To be done
Go through the records and extract every line with the word "placeholder".

Data for the task
## Begin

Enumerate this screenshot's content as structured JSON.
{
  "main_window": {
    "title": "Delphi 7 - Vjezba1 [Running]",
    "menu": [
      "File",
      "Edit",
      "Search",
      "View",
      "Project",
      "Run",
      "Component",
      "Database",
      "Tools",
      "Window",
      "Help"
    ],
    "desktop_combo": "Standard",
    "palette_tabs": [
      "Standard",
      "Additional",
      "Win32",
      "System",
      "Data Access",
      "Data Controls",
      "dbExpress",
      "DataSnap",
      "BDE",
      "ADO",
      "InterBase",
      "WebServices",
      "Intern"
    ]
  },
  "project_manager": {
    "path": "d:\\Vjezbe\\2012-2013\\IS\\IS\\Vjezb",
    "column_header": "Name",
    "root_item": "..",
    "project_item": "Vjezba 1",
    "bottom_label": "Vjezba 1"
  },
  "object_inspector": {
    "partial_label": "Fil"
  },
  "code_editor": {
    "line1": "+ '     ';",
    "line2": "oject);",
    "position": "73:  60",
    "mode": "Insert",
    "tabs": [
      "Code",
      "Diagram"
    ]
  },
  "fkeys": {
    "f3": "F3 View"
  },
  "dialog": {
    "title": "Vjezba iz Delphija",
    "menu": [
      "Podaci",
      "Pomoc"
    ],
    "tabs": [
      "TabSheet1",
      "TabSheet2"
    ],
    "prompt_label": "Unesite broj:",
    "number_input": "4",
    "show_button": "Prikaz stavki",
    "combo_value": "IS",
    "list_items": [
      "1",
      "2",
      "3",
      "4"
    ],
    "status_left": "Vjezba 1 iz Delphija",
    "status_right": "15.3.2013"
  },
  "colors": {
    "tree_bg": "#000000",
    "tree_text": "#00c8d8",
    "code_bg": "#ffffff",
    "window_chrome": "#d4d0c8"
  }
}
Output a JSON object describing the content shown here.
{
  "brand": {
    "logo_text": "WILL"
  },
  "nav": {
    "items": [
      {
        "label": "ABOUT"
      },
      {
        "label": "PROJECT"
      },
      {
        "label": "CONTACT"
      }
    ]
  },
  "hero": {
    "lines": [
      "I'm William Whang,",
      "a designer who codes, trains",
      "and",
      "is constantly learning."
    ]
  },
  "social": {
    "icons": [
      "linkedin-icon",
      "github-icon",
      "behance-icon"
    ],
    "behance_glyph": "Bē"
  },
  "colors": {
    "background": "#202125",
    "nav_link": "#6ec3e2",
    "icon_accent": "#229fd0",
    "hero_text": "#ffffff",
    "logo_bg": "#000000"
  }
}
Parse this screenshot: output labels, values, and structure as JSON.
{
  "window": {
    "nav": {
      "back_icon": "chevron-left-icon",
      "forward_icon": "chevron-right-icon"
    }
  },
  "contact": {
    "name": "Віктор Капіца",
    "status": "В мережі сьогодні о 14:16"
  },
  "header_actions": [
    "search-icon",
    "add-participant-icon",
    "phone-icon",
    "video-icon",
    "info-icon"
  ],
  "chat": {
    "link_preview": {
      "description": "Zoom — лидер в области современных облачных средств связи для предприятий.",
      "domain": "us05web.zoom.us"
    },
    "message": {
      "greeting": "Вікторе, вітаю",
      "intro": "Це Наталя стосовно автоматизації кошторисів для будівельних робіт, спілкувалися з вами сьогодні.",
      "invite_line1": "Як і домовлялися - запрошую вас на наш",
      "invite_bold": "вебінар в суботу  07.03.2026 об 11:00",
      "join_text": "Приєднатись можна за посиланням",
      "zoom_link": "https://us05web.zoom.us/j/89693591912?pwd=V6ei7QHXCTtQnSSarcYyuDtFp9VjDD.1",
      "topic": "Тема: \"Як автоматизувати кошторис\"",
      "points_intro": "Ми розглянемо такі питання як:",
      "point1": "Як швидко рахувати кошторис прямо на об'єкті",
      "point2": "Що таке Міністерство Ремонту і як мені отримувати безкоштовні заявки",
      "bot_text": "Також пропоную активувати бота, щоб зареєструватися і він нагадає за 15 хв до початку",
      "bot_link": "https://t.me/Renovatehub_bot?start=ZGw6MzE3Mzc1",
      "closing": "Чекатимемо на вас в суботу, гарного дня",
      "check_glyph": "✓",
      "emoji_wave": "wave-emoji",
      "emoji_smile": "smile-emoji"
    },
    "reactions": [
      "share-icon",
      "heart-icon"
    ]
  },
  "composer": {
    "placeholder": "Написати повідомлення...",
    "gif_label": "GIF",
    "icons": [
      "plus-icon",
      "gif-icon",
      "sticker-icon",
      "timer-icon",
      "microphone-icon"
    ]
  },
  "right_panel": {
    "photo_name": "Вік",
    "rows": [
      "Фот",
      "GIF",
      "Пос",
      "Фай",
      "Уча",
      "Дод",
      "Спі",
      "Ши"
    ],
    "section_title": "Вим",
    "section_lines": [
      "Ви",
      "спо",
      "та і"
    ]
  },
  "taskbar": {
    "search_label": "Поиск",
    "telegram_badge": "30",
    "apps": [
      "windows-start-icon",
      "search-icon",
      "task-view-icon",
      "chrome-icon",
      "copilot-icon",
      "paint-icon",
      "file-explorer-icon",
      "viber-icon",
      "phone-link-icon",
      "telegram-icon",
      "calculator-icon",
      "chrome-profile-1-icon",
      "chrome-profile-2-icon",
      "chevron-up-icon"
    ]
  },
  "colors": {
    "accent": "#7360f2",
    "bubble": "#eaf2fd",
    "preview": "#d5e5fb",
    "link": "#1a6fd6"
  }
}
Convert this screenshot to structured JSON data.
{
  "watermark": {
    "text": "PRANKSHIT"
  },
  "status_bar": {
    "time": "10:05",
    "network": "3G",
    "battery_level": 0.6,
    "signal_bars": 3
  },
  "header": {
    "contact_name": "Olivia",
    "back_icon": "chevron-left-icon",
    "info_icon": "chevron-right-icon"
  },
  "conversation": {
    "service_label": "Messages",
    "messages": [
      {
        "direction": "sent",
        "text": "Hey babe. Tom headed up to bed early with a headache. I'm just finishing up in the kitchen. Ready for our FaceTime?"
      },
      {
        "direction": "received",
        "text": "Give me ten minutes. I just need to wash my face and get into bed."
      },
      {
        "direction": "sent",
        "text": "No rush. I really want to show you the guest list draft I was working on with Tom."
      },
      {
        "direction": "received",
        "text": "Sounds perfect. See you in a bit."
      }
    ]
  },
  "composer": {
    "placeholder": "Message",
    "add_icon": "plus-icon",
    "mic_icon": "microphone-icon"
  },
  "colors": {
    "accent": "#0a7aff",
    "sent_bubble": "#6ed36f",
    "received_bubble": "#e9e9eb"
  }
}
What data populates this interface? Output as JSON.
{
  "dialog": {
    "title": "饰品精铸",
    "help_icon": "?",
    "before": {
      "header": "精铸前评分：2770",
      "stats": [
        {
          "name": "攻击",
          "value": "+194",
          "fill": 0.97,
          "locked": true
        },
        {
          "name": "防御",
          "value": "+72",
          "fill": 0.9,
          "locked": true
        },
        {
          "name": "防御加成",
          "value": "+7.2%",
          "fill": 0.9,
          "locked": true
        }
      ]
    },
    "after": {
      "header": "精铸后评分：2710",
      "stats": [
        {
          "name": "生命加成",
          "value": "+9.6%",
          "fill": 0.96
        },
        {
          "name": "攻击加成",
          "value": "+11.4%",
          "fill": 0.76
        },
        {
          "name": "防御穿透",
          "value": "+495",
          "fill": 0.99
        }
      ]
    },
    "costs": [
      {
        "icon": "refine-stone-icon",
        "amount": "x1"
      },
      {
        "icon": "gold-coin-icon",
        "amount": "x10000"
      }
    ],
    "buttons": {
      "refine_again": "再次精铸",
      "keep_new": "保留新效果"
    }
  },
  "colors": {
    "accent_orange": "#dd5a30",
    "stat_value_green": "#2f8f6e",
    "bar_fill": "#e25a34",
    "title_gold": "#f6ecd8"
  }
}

## End

Answer below
    "placeholder": "Написати повідомлення...",
    "placeholder": "Message",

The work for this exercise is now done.